OBJECTIVE: The records that follow should be retyped word for word.

(Items from a figure collection)
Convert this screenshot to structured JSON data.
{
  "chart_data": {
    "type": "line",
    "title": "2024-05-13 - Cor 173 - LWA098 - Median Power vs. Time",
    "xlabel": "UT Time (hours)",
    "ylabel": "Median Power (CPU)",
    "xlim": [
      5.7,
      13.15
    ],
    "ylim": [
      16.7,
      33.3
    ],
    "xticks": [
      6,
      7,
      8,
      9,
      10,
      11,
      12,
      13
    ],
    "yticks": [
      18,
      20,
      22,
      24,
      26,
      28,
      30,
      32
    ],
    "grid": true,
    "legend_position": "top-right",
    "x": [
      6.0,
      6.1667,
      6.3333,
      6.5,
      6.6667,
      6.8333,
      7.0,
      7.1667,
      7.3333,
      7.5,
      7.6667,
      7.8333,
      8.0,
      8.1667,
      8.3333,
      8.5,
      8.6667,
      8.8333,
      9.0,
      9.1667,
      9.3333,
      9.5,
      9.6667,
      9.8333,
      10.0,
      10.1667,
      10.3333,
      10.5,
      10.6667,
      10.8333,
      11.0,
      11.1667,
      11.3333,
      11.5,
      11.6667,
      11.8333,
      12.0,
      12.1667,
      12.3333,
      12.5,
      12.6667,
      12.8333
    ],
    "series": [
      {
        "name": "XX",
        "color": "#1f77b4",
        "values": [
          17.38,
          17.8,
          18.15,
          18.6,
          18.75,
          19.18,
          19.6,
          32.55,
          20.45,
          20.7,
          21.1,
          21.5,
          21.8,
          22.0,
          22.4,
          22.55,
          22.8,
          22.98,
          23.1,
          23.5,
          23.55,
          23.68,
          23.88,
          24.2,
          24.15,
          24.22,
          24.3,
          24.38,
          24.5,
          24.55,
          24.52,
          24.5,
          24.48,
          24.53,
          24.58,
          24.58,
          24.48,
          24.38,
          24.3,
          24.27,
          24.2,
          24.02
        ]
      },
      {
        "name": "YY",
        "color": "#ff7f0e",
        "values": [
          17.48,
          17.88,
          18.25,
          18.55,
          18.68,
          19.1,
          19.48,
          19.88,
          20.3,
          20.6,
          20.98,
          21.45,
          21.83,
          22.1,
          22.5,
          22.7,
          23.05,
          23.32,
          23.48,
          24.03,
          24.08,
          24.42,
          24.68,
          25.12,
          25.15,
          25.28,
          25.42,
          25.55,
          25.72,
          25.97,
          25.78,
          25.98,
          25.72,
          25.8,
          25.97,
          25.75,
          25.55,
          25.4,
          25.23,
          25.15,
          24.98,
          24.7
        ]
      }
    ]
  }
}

FINAL RESULT:
Convert this screenshot to structured JSON data.
{
  "chart_data": {
    "type": "line",
    "title": "2024-05-13 - Cor 173 - LWA098 - Median Power vs. Time",
    "xlabel": "UT Time (hours)",
    "ylabel": "Median Power (CPU)",
    "xlim": [
      5.7,
      13.15
    ],
    "ylim": [
      16.7,
      33.3
    ],
    "xticks": [
      6,
      7,
      8,
      9,
      10,
      11,
      12,
      13
    ],
    "yticks": [
      18,
      20,
      22,
      24,
      26,
      28,
      30,
      32
    ],
    "grid": true,
    "legend_position": "top-right",
    "x": [
      6.0,
      6.1667,
      6.3333,
      6.5,
      6.6667,
      6.8333,
      7.0,
      7.1667,
      7.3333,
      7.5,
      7.6667,
      7.8333,
      8.0,
      8.1667,
      8.3333,
      8.5,
      8.6667,
      8.8333,
      9.0,
      9.1667,
      9.3333,
      9.5,
      9.6667,
      9.8333,
      10.0,
      10.1667,
      10.3333,
      10.5,
      10.6667,
      10.8333,
      11.0,
      11.1667,
      11.3333,
      11.5,
      11.6667,
      11.8333,
      12.0,
      12.1667,
      12.3333,
      12.5,
      12.6667,
      12.8333
    ],
    "series": [
      {
        "name": "XX",
        "color": "#1f77b4",
        "values": [
          17.38,
          17.8,
          18.15,
          18.6,
          18.75,
          19.18,
          19.6,
          32.55,
          20.45,
          20.7,
          21.1,
          21.5,
          21.8,
          22.0,
          22.4,
          22.55,
          22.8,
          22.98,
          23.1,
          23.5,
          23.55,
          23.68,
          23.88,
          24.2,
          24.15,
          24.22,
          24.3,
          24.38,
          24.5,
          24.55,
          24.52,
          24.5,
          24.48,
          24.53,
          24.58,
          24.58,
          24.48,
          24.38,
          24.3,
          24.27,
          24.2,
          24.02
        ]
      },
      {
        "name": "YY",
        "color": "#ff7f0e",
        "values": [
          17.48,
          17.88,
          18.25,
          18.55,
          18.68,
          19.1,
          19.48,
          19.88,
          20.3,
          20.6,
          20.98,
          21.45,
          21.83,
          22.1,
          22.5,
          22.7,
          23.05,
          23.32,
          23.48,
          24.03,
          24.08,
          24.42,
          24.68,
          25.12,
          25.15,
          25.28,
          25.42,
          25.55,
          25.72,
          25.97,
          25.78,
          25.98,
          25.72,
          25.8,
          25.97,
          25.75,
          25.55,
          25.4,
          25.23,
          25.15,
          24.98,
          24.7
        ]
      }
    ]
  }
}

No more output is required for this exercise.